**ENTRIES PROVIDED**

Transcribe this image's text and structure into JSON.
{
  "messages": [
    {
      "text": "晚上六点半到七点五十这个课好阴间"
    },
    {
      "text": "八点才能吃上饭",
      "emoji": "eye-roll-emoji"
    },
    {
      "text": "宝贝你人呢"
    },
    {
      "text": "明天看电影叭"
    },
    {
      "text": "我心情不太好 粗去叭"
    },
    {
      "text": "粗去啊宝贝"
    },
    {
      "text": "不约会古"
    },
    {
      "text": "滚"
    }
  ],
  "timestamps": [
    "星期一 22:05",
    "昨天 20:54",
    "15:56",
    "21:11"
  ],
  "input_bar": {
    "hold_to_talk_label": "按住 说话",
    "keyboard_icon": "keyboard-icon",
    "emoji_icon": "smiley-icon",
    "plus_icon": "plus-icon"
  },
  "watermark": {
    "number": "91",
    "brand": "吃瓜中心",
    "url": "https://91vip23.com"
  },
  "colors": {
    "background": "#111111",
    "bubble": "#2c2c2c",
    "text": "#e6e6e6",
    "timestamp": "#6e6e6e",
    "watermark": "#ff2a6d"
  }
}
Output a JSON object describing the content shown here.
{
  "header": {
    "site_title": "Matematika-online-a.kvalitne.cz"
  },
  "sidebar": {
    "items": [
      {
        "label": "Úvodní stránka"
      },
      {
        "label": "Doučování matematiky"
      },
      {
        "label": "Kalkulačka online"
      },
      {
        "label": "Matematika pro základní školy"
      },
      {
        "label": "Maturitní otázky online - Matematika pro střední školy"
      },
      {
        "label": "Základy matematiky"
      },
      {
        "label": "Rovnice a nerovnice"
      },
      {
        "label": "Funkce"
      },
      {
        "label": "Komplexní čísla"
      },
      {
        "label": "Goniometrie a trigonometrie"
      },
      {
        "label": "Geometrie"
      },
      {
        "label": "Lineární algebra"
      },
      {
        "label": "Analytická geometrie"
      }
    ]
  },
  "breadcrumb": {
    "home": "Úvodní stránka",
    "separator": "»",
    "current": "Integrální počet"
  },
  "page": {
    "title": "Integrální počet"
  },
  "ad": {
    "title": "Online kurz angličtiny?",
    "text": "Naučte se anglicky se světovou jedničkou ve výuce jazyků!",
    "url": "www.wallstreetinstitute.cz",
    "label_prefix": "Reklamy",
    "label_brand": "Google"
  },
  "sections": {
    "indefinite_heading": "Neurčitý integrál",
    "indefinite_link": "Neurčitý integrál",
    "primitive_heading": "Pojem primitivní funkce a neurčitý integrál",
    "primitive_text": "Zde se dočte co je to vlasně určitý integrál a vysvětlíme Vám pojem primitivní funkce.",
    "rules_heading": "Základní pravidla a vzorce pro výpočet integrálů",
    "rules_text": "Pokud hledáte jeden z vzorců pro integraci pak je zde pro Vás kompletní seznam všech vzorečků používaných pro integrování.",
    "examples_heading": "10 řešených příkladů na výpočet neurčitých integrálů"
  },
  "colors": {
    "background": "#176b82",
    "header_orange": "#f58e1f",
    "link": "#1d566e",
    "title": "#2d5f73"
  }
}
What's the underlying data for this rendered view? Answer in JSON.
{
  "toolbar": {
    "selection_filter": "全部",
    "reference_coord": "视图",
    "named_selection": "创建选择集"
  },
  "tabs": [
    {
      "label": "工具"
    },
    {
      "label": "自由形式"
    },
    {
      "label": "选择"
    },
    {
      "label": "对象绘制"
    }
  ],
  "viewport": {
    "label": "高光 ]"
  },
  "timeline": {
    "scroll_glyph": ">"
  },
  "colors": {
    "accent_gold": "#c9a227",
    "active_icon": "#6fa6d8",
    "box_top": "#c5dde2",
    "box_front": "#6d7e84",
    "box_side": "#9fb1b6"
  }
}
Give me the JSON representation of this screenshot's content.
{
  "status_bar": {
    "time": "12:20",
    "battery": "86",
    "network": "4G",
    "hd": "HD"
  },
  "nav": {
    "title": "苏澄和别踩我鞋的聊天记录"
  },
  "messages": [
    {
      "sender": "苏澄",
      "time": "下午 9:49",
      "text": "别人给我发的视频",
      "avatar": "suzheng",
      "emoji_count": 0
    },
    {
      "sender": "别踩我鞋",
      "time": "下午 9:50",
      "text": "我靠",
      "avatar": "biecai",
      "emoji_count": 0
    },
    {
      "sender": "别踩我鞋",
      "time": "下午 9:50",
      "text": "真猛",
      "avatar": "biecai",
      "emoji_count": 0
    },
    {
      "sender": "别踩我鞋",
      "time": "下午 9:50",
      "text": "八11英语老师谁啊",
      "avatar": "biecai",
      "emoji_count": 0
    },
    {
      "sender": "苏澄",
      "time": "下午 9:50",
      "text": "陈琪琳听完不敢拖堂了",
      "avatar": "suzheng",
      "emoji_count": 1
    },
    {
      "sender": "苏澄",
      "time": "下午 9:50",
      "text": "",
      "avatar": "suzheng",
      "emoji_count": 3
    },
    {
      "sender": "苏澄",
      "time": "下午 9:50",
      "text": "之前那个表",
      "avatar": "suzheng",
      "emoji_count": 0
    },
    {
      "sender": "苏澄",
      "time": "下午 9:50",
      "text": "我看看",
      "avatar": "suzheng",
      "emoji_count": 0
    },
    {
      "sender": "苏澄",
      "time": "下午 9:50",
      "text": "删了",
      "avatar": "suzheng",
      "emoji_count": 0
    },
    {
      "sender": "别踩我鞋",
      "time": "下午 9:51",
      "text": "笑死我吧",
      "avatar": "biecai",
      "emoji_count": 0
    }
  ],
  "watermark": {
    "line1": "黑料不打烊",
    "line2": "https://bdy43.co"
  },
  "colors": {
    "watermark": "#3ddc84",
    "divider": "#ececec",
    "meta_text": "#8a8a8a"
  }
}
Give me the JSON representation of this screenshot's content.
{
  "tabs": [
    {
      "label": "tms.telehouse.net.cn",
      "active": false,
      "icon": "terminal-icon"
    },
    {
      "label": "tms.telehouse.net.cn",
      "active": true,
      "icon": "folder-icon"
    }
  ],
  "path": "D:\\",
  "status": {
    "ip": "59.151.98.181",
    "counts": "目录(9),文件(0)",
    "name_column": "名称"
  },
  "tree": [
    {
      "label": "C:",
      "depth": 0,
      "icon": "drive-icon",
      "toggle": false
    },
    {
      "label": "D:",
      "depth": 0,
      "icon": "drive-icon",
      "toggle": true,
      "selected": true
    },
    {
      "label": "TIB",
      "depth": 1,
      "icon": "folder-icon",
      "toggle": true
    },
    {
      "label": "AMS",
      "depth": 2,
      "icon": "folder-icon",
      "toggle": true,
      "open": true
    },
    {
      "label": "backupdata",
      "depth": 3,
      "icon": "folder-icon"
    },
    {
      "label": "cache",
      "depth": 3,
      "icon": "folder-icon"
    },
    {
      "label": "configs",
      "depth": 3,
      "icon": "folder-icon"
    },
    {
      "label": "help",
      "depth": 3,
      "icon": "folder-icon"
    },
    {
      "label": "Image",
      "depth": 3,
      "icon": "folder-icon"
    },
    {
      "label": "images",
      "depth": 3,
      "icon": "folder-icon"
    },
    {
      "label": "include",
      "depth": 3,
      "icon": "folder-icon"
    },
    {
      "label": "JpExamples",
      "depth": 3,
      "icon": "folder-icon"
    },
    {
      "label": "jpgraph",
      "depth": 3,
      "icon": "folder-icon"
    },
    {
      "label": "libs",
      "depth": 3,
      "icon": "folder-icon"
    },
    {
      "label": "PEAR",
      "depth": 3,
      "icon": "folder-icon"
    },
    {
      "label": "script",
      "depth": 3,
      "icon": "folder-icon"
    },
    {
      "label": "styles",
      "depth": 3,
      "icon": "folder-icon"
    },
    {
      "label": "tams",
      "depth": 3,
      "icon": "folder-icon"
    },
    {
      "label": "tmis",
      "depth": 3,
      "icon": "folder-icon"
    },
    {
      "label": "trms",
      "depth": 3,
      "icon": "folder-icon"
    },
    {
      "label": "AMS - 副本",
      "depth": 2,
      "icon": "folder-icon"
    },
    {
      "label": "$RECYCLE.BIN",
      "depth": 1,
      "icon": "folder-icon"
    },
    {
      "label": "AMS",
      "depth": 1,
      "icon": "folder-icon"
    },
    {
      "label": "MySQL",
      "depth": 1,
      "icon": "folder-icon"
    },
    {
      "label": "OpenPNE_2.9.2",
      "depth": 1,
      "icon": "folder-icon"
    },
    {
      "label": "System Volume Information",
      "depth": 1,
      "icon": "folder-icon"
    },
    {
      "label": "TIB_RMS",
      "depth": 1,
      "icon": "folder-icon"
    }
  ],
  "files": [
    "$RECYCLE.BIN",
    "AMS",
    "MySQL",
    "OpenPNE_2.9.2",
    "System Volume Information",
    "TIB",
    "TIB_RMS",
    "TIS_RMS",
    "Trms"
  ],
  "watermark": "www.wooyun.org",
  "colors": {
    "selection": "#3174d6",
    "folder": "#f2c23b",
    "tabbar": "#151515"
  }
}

**EXERCISE DIRECTIONS**
Copy, from the material, each line that holds the string "Information".

**WRITTEN RESPONSE**
      "label": "System Volume Information",
    "System Volume Information",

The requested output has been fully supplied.